▼

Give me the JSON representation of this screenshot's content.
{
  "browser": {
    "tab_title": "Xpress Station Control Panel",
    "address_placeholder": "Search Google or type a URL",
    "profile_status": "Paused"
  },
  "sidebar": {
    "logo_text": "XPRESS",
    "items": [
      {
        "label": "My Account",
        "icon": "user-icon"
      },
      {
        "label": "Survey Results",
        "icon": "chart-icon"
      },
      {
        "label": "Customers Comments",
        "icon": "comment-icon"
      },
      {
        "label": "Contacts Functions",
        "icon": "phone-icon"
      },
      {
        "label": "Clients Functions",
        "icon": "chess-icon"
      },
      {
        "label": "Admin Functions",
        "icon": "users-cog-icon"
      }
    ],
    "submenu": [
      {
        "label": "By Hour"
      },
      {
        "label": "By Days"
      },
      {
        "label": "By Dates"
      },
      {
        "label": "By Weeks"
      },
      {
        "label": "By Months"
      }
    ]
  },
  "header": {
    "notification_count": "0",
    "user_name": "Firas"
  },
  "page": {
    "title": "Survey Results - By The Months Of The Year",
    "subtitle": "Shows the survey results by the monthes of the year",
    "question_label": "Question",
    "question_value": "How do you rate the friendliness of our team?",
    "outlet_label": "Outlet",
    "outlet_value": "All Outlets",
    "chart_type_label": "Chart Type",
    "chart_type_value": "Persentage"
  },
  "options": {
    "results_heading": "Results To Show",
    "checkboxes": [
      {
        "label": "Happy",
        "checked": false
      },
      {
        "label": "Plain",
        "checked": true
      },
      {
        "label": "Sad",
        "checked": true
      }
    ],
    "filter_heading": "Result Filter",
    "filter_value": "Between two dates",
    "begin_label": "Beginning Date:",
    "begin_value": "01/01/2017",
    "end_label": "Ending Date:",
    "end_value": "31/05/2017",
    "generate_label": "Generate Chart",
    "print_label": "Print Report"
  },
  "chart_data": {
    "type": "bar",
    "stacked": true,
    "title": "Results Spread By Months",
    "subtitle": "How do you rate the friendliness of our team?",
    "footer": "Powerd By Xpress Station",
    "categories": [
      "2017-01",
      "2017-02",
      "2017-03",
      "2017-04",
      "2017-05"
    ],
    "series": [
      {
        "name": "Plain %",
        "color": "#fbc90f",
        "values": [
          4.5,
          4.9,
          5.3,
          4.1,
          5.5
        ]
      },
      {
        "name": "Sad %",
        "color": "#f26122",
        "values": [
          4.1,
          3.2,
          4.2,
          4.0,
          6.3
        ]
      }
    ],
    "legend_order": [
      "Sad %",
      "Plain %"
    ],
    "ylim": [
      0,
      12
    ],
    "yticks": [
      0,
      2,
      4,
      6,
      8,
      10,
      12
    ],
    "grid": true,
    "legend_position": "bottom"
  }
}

▲

Return all of the entries exactly as written.

Give me the JSON representation of this screenshot's content.
{
  "browser": {
    "tab_title": "Xpress Station Control Panel",
    "address_placeholder": "Search Google or type a URL",
    "profile_status": "Paused"
  },
  "sidebar": {
    "logo_text": "XPRESS",
    "items": [
      {
        "label": "My Account",
        "icon": "user-icon"
      },
      {
        "label": "Survey Results",
        "icon": "chart-icon"
      },
      {
        "label": "Customers Comments",
        "icon": "comment-icon"
      },
      {
        "label": "Contacts Functions",
        "icon": "phone-icon"
      },
      {
        "label": "Clients Functions",
        "icon": "chess-icon"
      },
      {
        "label": "Admin Functions",
        "icon": "users-cog-icon"
      }
    ],
    "submenu": [
      {
        "label": "By Hour"
      },
      {
        "label": "By Days"
      },
      {
        "label": "By Dates"
      },
      {
        "label": "By Weeks"
      },
      {
        "label": "By Months"
      }
    ]
  },
  "header": {
    "notification_count": "0",
    "user_name": "Firas"
  },
  "page": {
    "title": "Survey Results - By The Months Of The Year",
    "subtitle": "Shows the survey results by the monthes of the year",
    "question_label": "Question",
    "question_value": "How do you rate the friendliness of our team?",
    "outlet_label": "Outlet",
    "outlet_value": "All Outlets",
    "chart_type_label": "Chart Type",
    "chart_type_value": "Persentage"
  },
  "options": {
    "results_heading": "Results To Show",
    "checkboxes": [
      {
        "label": "Happy",
        "checked": false
      },
      {
        "label": "Plain",
        "checked": true
      },
      {
        "label": "Sad",
        "checked": true
      }
    ],
    "filter_heading": "Result Filter",
    "filter_value": "Between two dates",
    "begin_label": "Beginning Date:",
    "begin_value": "01/01/2017",
    "end_label": "Ending Date:",
    "end_value": "31/05/2017",
    "generate_label": "Generate Chart",
    "print_label": "Print Report"
  },
  "chart_data": {
    "type": "bar",
    "stacked": true,
    "title": "Results Spread By Months",
    "subtitle": "How do you rate the friendliness of our team?",
    "footer": "Powerd By Xpress Station",
    "categories": [
      "2017-01",
      "2017-02",
      "2017-03",
      "2017-04",
      "2017-05"
    ],
    "series": [
      {
        "name": "Plain %",
        "color": "#fbc90f",
        "values": [
          4.5,
          4.9,
          5.3,
          4.1,
          5.5
        ]
      },
      {
        "name": "Sad %",
        "color": "#f26122",
        "values": [
          4.1,
          3.2,
          4.2,
          4.0,
          6.3
        ]
      }
    ],
    "legend_order": [
      "Sad %",
      "Plain %"
    ],
    "ylim": [
      0,
      12
    ],
    "yticks": [
      0,
      2,
      4,
      6,
      8,
      10,
      12
    ],
    "grid": true,
    "legend_position": "bottom"
  }
}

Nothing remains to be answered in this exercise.